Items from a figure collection
--------------------------------
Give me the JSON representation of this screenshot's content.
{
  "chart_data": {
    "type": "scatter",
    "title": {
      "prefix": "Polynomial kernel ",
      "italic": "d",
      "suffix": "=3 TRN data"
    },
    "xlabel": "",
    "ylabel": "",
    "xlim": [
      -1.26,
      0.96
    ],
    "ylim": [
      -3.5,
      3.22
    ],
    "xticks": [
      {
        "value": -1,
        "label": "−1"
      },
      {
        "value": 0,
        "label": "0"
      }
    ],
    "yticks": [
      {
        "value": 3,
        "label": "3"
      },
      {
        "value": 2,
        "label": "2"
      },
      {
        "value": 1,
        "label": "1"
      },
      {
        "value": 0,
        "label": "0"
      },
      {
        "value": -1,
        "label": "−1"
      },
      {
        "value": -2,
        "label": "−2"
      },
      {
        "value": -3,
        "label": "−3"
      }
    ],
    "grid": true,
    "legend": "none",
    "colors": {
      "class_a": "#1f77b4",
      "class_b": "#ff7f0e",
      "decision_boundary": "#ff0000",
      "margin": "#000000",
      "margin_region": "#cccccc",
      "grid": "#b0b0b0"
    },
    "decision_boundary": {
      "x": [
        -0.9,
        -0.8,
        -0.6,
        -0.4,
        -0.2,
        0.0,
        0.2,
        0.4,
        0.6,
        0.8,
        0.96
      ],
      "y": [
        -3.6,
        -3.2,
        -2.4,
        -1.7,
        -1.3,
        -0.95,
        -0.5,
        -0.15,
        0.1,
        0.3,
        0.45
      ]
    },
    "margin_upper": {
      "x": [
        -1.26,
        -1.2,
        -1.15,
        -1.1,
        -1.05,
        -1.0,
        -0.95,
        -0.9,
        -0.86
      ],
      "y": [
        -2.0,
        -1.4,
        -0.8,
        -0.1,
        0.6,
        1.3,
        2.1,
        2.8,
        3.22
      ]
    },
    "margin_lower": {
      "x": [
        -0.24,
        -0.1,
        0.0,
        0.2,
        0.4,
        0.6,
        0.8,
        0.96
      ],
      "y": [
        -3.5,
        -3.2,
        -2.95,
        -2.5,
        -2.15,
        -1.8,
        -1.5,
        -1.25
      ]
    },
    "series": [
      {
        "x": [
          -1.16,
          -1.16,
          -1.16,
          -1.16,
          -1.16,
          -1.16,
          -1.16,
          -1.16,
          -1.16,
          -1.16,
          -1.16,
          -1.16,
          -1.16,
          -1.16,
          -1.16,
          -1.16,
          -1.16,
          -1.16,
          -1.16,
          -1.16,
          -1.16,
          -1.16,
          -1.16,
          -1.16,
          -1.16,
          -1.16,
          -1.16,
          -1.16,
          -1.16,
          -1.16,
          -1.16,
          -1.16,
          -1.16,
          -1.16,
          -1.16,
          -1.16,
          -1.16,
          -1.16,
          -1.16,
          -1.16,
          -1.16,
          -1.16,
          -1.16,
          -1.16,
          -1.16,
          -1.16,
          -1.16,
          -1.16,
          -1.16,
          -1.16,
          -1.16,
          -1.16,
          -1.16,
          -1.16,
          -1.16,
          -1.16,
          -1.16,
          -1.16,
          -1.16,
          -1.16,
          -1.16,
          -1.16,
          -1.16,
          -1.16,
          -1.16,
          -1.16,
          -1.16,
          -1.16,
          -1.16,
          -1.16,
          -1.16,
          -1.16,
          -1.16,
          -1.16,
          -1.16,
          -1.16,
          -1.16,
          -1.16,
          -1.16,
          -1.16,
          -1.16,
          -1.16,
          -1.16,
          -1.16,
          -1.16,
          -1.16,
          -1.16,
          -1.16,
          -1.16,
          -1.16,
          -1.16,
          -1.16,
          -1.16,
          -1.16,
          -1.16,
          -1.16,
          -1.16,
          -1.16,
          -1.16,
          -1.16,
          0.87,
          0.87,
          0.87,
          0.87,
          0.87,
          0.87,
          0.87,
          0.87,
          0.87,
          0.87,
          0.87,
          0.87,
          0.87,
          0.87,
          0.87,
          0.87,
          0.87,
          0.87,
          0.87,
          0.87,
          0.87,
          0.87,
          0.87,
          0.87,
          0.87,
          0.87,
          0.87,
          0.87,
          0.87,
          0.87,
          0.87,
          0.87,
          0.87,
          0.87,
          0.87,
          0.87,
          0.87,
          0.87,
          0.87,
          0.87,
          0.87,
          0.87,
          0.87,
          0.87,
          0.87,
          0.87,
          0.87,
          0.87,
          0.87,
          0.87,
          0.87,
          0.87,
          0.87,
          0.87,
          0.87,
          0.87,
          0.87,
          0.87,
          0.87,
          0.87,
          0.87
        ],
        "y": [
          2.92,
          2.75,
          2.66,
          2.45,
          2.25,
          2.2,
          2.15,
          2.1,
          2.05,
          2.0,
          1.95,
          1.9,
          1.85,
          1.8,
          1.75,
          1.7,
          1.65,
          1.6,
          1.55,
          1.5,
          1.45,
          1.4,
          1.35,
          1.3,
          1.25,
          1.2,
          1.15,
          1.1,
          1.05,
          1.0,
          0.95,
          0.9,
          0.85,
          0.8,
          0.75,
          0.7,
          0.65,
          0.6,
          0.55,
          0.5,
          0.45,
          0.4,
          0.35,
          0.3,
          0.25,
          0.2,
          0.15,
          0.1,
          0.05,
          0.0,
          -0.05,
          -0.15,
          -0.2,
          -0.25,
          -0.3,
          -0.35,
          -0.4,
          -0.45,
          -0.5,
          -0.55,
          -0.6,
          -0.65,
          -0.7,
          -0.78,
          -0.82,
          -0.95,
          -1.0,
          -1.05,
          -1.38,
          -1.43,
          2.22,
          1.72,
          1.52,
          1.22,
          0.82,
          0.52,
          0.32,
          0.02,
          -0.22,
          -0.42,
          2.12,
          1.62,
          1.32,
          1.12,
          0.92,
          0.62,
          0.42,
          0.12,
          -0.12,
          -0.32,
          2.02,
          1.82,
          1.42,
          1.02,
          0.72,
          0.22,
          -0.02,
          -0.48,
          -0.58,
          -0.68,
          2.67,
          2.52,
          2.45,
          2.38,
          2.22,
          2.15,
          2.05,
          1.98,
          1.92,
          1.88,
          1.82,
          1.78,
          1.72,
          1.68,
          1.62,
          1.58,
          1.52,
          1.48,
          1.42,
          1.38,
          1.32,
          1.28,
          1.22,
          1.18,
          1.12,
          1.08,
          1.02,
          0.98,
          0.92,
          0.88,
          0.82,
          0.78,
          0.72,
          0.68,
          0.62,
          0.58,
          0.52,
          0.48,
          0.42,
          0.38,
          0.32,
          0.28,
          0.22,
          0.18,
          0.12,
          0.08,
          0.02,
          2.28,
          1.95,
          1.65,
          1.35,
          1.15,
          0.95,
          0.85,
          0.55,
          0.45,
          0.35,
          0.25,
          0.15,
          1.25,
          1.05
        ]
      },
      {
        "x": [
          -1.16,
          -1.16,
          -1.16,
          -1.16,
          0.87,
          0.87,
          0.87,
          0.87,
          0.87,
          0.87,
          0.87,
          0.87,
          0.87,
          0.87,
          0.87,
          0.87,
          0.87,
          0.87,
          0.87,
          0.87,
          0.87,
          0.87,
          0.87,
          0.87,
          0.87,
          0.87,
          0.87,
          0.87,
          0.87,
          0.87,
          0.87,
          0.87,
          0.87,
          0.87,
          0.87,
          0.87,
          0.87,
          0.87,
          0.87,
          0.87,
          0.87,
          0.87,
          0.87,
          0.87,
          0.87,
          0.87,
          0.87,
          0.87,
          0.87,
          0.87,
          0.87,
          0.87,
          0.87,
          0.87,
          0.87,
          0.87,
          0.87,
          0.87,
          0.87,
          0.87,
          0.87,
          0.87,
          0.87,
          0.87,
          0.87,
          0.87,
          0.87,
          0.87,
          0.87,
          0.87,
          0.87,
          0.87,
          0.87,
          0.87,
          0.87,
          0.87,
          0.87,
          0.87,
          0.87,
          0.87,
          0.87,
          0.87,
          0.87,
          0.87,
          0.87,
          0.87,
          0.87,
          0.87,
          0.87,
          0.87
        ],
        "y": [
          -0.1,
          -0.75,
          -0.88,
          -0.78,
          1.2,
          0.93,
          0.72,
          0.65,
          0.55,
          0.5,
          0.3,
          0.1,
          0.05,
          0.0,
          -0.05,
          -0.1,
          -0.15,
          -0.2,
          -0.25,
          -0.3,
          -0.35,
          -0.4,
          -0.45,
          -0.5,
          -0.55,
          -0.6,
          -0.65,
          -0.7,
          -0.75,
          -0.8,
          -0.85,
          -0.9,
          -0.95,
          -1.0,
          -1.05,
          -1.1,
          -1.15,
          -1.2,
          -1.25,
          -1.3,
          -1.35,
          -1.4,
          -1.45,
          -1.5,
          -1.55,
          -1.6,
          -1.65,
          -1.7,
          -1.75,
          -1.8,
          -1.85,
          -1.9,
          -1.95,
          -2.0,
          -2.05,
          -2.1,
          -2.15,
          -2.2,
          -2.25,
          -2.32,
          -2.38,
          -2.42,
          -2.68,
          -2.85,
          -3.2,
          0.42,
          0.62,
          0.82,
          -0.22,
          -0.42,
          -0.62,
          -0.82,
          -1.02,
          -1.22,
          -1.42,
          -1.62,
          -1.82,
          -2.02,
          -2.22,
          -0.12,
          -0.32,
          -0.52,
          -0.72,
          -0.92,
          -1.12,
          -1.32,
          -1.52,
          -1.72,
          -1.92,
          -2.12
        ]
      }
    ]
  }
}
--------------------------------
*STATED EXERCISE:* Extract from the data every line where "value" shows up.

*RESULT OF THIS TASK:*
        "value": -1,
        "value": 0,
        "value": 3,
        "value": 2,
        "value": 1,
        "value": 0,
        "value": -1,
        "value": -2,
        "value": -3,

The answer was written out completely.